Polecenie 1> Przepisz fragment wybranego tekstu od słów "Miałem 11 lat" aż do słów "4 lata temu." włącznie, zamieniając "Warszawie" na "Krakowie".
Polecenie 2> Przepisz słowo w słowo wiersze wykazu od jego początku aż do wiersza z "y-tick-label-80: 80 xyxy=(135,114,194,175)" włącznie.

Wybrany tekst>
____

Smutne jest to, że ktoś kto poświęcił tyle godzin, pracy i czasu ma tyle samo wyświetleń co ktoś kto wrzucił 40 sekundowy film ze swojej kamerki samochodowej i udostępnił na stop cham czy tym podobne....
Bardzo fajny i treściwy materiał. Szkoda mi tylko trochę, że słowo nie padło o niesamowicie kultowym w Japonii Sakura Taisen, które było jednym z najpopularniejszych tam tytułów na Saturna. Naprawdę fantastyczny miks visual novel ze strategią turową, stylizowany na serial anime i tak bardzo odmienny od wydawanych wówczas gier, że wymyślono na jego potrzeby nowy gatunek - dramatic adventure. Gra okazała się takim hitem, że na stałe zapisała się w japońskiej kulturze popularnej i na jej podstawie powstała cała masa mang, anime, audio dram czy nawet musicali i spektaklów teatralnych. Główna bohaterka serii pojawiła się nawet w kilku reklamach ze wspomnianym w materiale Segatą Sanshiro. No, ale przynajmniej dwójeczka na jeden z kadrów w 5:00 się załapała, choć trochu na uboczu : )
Miałem 11 lat jak Saturn pojawił się w Polsce w sprzedaży, kompletnie wtedy nie rozumiałem tych wszystkich konsol. Gra telewizyjna którą nazywałem takie urządzenia kojarzyły mi się tylko z Pegazusem, którego miał kolega ze szkoły. Mimo to byłem pod wrażeniem tych wszystkich gier. Potrafiłem dużo czasu spędzić w lokalnym domu towarowym w Warszawie (wtedy nie było jeszcze wielkich supermarketów z dziesiatkami sklepów) gdzie oglądałem wystawione konsole odtwarzające dema.
Brat cioteczny dostał taką na komunie w 1999 czy 2000 roku. Używana z Włoch. Razem z 15 oryginalnymi grami w takich pudełkach, fajne były te instrukcje dorzucane do pudełek. Kurcze sprzedal później całość za 200zl jakieś 4 lata temu.

____

Podany wykaz>

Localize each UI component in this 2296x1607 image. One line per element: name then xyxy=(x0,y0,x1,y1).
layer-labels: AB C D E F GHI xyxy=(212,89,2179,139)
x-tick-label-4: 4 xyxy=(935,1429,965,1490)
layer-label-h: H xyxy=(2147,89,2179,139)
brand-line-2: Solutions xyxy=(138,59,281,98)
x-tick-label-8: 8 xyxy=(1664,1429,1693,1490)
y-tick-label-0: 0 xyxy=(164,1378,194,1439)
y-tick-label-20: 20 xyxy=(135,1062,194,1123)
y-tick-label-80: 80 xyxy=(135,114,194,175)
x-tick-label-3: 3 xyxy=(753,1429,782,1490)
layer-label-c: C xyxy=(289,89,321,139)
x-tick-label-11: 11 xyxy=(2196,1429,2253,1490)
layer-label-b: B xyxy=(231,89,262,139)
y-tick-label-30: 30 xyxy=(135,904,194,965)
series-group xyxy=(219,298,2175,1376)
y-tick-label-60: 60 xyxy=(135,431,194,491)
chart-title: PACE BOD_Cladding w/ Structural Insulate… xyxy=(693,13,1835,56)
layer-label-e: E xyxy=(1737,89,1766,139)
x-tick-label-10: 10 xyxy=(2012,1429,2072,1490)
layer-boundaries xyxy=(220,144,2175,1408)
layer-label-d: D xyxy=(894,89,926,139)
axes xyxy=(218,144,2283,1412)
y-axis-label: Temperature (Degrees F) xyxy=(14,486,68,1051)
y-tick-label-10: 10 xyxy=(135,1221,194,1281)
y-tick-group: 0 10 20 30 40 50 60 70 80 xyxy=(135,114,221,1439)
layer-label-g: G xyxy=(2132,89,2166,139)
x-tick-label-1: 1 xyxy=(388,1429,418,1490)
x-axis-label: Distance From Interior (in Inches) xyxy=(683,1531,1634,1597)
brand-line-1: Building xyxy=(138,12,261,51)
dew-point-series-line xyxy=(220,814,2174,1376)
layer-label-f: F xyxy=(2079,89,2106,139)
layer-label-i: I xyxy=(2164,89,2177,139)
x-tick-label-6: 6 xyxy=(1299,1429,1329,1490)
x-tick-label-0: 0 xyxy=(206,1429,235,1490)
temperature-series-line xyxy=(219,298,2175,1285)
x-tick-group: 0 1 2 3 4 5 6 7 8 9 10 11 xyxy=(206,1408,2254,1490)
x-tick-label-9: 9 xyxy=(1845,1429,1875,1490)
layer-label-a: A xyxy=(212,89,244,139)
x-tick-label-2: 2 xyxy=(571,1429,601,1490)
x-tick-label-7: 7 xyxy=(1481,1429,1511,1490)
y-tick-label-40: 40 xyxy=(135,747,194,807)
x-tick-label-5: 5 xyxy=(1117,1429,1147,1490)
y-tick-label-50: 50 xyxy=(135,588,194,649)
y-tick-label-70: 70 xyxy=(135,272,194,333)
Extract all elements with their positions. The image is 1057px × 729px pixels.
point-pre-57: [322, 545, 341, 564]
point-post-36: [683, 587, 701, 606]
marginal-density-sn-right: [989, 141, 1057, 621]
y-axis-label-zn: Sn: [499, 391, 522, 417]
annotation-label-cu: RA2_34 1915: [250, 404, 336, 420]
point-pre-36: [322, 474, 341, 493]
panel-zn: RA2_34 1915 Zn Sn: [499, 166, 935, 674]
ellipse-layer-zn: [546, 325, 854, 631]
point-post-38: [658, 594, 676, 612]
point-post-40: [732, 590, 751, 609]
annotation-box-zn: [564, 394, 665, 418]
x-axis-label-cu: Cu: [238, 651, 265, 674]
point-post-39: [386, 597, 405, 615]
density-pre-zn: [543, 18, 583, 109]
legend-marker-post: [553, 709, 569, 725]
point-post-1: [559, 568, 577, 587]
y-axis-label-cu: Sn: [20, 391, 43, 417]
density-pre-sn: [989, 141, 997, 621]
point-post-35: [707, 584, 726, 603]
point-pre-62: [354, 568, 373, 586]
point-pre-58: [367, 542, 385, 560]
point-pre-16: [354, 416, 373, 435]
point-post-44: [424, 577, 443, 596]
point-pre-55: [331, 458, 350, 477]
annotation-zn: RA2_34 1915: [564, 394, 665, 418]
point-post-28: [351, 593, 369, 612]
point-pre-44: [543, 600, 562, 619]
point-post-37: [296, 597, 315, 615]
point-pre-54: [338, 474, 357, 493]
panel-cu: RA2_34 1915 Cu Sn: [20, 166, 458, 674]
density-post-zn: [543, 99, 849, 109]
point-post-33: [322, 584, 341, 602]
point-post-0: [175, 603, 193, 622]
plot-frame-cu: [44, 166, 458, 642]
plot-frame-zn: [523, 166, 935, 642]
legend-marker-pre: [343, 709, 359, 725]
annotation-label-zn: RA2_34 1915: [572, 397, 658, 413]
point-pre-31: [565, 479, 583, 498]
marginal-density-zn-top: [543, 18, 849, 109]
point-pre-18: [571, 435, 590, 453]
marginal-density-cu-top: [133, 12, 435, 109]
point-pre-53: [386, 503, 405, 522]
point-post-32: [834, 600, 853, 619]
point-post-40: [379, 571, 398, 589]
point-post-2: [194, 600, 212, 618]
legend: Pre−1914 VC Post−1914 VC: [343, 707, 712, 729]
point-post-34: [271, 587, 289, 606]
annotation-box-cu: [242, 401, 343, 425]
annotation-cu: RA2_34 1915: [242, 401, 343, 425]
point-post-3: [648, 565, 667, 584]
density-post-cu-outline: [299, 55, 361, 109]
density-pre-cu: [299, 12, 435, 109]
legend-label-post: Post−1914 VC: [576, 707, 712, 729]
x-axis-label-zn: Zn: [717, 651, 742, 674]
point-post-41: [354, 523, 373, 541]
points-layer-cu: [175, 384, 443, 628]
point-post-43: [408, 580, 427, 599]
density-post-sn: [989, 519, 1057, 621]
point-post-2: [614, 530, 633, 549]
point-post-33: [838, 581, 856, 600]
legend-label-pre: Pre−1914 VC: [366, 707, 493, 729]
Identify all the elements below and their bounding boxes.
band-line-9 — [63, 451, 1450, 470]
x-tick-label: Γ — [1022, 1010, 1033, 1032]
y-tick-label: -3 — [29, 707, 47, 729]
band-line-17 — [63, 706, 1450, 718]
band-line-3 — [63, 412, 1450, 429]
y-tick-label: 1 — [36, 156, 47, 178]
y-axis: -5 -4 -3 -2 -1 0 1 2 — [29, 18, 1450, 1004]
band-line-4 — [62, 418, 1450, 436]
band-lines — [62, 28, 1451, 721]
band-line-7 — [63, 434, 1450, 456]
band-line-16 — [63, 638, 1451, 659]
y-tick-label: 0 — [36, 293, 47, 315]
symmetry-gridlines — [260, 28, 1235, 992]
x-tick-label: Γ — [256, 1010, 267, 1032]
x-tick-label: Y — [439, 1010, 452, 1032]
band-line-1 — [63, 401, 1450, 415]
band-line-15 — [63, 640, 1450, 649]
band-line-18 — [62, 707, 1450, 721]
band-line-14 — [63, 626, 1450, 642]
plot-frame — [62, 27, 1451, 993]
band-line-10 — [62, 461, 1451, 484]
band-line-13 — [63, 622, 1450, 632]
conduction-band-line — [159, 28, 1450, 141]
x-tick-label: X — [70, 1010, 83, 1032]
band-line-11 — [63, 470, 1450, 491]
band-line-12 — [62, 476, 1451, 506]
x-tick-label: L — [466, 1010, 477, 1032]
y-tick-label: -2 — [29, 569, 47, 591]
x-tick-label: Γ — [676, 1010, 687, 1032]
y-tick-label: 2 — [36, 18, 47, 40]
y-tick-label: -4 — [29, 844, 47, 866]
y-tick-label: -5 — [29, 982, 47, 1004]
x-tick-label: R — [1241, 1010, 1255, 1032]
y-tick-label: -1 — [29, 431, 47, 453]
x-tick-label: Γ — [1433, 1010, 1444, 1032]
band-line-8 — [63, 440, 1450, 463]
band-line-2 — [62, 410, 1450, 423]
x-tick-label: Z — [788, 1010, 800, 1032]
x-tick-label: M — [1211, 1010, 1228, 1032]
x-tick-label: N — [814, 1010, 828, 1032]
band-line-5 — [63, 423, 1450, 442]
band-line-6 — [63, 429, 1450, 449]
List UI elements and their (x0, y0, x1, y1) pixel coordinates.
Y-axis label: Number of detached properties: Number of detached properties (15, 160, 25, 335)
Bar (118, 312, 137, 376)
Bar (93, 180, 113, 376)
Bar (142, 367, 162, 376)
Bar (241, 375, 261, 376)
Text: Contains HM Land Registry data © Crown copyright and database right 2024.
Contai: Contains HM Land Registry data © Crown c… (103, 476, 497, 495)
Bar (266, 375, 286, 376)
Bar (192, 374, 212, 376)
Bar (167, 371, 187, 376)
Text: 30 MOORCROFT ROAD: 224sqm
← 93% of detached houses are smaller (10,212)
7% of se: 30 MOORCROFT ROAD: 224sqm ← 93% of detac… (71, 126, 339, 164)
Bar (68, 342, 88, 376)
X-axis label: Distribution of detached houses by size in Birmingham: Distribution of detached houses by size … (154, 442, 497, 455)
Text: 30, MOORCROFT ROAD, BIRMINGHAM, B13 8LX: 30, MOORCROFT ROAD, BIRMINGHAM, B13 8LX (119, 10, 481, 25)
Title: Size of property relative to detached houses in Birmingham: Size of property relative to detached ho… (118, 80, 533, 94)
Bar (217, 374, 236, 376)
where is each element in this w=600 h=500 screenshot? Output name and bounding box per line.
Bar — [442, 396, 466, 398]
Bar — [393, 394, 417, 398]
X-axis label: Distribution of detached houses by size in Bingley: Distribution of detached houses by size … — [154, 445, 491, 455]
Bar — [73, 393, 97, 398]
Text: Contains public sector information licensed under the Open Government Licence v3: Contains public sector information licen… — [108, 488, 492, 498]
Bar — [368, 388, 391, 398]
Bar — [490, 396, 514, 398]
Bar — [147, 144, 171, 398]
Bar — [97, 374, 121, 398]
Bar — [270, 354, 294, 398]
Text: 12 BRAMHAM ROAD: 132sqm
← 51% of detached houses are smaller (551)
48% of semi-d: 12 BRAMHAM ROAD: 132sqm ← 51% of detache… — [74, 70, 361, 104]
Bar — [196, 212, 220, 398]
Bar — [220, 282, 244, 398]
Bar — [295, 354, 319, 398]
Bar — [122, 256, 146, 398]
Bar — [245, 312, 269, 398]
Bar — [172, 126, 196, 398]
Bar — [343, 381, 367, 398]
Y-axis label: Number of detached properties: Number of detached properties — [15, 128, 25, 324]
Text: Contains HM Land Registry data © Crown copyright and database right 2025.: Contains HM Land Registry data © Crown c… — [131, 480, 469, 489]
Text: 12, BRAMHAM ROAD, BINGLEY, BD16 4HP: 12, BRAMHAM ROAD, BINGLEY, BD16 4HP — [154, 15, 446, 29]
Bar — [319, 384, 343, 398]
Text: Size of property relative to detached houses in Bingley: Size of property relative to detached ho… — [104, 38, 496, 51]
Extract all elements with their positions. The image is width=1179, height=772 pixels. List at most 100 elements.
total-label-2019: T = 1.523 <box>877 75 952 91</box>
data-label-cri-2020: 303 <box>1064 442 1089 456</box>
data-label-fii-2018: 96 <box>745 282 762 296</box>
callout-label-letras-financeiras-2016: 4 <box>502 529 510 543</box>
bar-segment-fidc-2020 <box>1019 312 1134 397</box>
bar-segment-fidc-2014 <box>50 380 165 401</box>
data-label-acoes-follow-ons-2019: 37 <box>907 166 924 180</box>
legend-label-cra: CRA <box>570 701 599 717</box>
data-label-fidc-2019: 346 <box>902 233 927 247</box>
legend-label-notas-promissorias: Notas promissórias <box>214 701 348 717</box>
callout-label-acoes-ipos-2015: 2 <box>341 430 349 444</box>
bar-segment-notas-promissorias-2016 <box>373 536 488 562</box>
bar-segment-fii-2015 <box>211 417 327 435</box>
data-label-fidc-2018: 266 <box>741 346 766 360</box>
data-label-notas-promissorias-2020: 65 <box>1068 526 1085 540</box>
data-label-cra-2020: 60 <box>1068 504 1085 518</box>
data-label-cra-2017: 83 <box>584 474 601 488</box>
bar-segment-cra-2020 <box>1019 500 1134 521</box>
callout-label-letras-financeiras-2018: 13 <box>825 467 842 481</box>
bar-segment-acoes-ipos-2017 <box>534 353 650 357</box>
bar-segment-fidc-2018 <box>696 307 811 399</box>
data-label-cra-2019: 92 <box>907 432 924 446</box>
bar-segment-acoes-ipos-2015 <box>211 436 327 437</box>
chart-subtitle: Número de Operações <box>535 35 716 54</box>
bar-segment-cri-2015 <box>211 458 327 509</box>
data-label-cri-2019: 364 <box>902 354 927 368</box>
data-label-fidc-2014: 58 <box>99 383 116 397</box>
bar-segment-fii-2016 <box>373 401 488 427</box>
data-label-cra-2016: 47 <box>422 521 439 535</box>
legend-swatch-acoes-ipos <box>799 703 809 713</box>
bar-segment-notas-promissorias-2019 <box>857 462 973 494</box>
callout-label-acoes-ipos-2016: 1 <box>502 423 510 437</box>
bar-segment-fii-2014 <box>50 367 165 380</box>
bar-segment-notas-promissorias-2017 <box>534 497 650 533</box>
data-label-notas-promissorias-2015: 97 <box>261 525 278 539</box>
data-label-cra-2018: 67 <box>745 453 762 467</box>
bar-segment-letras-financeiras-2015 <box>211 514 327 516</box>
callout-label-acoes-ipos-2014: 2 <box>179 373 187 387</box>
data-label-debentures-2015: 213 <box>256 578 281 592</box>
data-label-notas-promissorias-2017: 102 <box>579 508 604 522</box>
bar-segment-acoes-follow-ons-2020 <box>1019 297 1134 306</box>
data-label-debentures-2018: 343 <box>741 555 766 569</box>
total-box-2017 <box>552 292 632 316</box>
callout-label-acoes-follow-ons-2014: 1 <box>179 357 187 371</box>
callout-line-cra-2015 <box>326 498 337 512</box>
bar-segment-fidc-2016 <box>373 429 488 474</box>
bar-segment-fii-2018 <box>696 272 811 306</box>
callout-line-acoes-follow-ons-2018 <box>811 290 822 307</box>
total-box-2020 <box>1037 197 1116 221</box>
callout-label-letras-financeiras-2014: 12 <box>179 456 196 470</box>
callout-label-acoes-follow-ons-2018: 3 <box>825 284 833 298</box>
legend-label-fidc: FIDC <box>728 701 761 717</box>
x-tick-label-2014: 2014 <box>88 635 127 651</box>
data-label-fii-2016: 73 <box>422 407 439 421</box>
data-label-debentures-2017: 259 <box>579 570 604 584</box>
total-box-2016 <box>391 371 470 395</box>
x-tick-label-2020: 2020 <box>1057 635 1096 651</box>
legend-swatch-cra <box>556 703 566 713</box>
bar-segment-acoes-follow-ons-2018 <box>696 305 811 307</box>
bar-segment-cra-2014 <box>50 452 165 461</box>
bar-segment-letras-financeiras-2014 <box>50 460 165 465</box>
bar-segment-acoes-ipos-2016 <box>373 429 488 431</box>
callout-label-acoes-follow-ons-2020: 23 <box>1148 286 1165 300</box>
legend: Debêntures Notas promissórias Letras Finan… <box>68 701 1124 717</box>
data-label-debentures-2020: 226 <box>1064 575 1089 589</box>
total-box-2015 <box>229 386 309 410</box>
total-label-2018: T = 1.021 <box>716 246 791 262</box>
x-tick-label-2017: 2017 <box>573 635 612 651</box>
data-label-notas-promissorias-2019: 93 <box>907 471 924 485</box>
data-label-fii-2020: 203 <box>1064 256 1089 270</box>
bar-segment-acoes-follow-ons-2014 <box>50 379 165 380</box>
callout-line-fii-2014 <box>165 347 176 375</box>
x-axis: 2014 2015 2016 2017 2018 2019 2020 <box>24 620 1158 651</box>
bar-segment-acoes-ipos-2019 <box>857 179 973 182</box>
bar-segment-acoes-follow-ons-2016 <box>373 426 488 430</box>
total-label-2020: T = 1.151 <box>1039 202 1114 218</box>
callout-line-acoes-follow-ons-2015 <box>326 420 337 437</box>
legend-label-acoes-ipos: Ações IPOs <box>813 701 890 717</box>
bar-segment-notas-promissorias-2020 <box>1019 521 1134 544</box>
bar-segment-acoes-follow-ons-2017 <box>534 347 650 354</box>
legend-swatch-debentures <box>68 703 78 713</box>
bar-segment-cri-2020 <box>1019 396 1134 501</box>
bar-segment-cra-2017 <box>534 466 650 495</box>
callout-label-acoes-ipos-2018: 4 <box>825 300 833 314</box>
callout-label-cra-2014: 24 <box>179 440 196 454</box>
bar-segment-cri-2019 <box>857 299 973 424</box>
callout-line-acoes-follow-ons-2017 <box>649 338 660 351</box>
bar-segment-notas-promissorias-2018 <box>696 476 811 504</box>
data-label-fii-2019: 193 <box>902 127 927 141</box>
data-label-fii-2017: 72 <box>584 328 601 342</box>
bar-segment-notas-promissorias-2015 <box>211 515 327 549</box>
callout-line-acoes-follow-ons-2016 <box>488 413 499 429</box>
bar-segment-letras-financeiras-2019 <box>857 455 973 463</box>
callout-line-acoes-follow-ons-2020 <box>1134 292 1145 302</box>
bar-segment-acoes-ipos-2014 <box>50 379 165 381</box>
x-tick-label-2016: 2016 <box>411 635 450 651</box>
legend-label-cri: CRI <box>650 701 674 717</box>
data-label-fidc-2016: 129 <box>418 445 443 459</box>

____

Odpowiedź 1>
Miałem 11 lat jak Saturn pojawił się w Polsce w sprzedaży, kompletnie wtedy nie rozumiałem tych wszystkich konsol. Gra telewizyjna którą nazywałem takie urządzenia kojarzyły mi się tylko z Pegazusem, którego miał kolega ze szkoły. Mimo to byłem pod wrażeniem tych wszystkich gier. Potrafiłem dużo czasu spędzić w lokalnym domu towarowym w Krakowie (wtedy nie było jeszcze wielkich supermarketów z dziesiatkami sklepów) gdzie oglądałem wystawione konsole odtwarzające dema.
Brat cioteczny dostał taką na komunie w 1999 czy 2000 roku. Używana z Włoch. Razem z 15 oryginalnymi grami w takich pudełkach, fajne były te instrukcje dorzucane do pudełek. Kurcze sprzedal później całość za 200zl jakieś 4 lata temu.

Odpowiedź 2>
Localize each UI component in this 2296x1607 image. One line per element: name then xyxy=(x0,y0,x1,y1).
layer-labels: AB C D E F GHI xyxy=(212,89,2179,139)
x-tick-label-4: 4 xyxy=(935,1429,965,1490)
layer-label-h: H xyxy=(2147,89,2179,139)
brand-line-2: Solutions xyxy=(138,59,281,98)
x-tick-label-8: 8 xyxy=(1664,1429,1693,1490)
y-tick-label-0: 0 xyxy=(164,1378,194,1439)
y-tick-label-20: 20 xyxy=(135,1062,194,1123)
y-tick-label-80: 80 xyxy=(135,114,194,175)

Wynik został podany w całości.